(Figure collection entries)
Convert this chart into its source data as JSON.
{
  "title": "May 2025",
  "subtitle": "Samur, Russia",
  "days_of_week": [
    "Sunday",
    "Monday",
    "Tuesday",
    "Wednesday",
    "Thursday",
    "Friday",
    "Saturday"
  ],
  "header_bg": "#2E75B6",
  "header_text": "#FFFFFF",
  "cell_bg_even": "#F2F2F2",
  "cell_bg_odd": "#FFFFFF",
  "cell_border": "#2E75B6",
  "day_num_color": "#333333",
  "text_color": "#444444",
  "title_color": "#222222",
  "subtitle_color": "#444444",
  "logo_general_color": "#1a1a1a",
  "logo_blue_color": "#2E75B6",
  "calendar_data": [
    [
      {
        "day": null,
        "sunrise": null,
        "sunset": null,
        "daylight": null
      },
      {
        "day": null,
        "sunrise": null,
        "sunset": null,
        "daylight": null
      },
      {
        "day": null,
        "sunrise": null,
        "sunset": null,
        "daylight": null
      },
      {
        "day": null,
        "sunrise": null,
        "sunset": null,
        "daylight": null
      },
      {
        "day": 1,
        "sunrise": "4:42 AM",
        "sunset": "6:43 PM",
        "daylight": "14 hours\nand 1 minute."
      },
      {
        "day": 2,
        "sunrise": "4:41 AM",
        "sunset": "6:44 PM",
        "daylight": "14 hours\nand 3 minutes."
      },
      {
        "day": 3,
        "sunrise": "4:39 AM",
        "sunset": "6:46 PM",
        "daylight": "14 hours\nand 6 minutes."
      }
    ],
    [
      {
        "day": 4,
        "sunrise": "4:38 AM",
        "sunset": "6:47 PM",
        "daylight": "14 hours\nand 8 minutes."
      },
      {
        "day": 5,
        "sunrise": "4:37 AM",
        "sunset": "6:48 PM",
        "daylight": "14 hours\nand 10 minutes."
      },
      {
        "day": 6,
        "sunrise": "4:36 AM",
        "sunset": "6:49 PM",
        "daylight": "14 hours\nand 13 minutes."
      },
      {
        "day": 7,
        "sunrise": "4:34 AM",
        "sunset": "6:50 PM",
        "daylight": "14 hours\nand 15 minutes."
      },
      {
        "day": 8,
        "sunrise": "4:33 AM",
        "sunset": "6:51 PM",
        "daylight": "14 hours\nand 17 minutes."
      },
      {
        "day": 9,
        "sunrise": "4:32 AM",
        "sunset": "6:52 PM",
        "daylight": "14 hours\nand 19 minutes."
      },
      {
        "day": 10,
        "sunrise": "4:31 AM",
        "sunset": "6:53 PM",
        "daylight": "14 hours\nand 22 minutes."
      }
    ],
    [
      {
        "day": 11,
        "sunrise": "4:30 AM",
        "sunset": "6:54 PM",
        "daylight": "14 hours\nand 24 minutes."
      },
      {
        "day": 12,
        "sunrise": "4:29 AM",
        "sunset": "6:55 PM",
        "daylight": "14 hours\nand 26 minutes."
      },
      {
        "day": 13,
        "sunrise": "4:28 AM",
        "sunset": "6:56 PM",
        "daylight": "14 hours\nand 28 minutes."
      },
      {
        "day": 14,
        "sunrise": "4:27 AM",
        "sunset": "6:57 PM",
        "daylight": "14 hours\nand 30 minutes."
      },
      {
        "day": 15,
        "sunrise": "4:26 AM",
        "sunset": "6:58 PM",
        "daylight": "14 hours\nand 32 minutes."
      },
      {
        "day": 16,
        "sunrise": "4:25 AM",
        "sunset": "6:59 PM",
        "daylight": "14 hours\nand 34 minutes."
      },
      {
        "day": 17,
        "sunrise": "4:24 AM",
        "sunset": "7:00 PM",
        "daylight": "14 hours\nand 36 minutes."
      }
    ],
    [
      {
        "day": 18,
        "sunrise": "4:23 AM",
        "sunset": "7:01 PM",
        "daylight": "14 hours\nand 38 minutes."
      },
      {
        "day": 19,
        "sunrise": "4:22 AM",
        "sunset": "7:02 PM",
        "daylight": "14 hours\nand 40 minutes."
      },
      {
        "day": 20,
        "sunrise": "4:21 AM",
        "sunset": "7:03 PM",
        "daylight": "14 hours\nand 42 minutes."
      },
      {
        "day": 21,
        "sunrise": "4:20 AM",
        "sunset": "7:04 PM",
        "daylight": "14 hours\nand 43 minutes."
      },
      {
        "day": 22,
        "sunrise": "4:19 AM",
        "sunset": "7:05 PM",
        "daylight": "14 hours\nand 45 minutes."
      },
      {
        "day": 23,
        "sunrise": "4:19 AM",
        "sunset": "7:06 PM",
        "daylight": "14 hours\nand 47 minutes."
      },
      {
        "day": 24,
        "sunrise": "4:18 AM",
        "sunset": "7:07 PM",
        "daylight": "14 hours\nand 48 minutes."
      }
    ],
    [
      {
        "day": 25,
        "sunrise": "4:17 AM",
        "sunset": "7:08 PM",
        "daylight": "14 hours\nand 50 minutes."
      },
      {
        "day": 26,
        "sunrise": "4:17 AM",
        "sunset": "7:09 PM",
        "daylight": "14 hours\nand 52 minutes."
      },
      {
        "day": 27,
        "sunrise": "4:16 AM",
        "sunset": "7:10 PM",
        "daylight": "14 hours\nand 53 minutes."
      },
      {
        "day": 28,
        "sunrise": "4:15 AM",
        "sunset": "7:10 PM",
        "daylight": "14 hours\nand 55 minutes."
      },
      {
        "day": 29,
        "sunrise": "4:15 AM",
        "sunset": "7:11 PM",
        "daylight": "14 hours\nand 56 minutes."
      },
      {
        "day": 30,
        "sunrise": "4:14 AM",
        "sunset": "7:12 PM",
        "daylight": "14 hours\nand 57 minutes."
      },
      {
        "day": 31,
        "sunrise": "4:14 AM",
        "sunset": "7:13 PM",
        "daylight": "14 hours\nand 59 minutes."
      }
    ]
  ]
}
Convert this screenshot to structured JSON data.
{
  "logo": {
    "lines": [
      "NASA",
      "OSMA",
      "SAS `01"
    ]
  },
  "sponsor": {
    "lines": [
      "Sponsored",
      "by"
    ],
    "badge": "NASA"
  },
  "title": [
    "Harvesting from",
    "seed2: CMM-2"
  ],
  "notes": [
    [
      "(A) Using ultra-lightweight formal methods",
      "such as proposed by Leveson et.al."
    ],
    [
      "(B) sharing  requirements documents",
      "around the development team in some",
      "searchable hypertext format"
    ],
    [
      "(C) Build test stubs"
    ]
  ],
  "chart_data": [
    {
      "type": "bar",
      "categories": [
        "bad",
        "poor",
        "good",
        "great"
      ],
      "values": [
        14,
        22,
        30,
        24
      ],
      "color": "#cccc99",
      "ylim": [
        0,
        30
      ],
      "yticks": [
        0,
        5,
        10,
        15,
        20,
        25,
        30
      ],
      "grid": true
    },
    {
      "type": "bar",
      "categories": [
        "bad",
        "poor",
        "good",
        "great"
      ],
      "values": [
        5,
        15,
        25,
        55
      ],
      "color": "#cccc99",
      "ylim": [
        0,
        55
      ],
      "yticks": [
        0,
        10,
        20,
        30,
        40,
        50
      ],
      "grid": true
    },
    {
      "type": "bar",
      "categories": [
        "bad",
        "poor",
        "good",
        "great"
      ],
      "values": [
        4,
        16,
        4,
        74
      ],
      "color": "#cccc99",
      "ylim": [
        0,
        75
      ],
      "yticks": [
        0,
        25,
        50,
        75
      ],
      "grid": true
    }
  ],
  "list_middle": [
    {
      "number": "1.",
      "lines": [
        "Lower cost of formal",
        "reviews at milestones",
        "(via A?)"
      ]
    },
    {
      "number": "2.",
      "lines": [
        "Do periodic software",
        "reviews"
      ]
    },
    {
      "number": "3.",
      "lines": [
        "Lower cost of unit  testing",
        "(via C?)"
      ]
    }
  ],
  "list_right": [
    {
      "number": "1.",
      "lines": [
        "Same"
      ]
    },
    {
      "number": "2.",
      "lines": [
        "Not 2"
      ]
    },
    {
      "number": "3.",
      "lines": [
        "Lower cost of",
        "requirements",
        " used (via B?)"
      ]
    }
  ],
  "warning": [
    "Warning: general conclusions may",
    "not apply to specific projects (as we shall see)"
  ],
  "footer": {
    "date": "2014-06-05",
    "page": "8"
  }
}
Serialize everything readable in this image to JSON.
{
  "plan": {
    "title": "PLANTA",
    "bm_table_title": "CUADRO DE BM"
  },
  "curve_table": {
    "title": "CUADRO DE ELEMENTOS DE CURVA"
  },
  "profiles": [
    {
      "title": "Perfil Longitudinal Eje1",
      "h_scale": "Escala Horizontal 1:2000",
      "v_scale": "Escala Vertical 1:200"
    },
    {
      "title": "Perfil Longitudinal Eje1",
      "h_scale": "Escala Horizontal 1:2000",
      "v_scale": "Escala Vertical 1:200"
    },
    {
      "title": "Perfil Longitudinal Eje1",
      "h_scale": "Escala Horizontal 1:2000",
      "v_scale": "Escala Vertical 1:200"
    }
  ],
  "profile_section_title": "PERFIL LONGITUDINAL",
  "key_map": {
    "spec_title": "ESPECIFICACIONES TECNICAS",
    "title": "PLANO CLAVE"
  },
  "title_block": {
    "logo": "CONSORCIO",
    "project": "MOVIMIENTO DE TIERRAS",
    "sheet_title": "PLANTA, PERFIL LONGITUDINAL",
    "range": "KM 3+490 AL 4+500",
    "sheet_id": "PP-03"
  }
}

• **Do this**: Everything from the line with "Serialize everything readable" to the end of the listing above needs to be duplicated exactly, both end lines included, with nothing more.

• **Output of the exercise**:
Serialize everything readable in this image to JSON.
{
  "plan": {
    "title": "PLANTA",
    "bm_table_title": "CUADRO DE BM"
  },
  "curve_table": {
    "title": "CUADRO DE ELEMENTOS DE CURVA"
  },
  "profiles": [
    {
      "title": "Perfil Longitudinal Eje1",
      "h_scale": "Escala Horizontal 1:2000",
      "v_scale": "Escala Vertical 1:200"
    },
    {
      "title": "Perfil Longitudinal Eje1",
      "h_scale": "Escala Horizontal 1:2000",
      "v_scale": "Escala Vertical 1:200"
    },
    {
      "title": "Perfil Longitudinal Eje1",
      "h_scale": "Escala Horizontal 1:2000",
      "v_scale": "Escala Vertical 1:200"
    }
  ],
  "profile_section_title": "PERFIL LONGITUDINAL",
  "key_map": {
    "spec_title": "ESPECIFICACIONES TECNICAS",
    "title": "PLANO CLAVE"
  },
  "title_block": {
    "logo": "CONSORCIO",
    "project": "MOVIMIENTO DE TIERRAS",
    "sheet_title": "PLANTA, PERFIL LONGITUDINAL",
    "range": "KM 3+490 AL 4+500",
    "sheet_id": "PP-03"
  }
}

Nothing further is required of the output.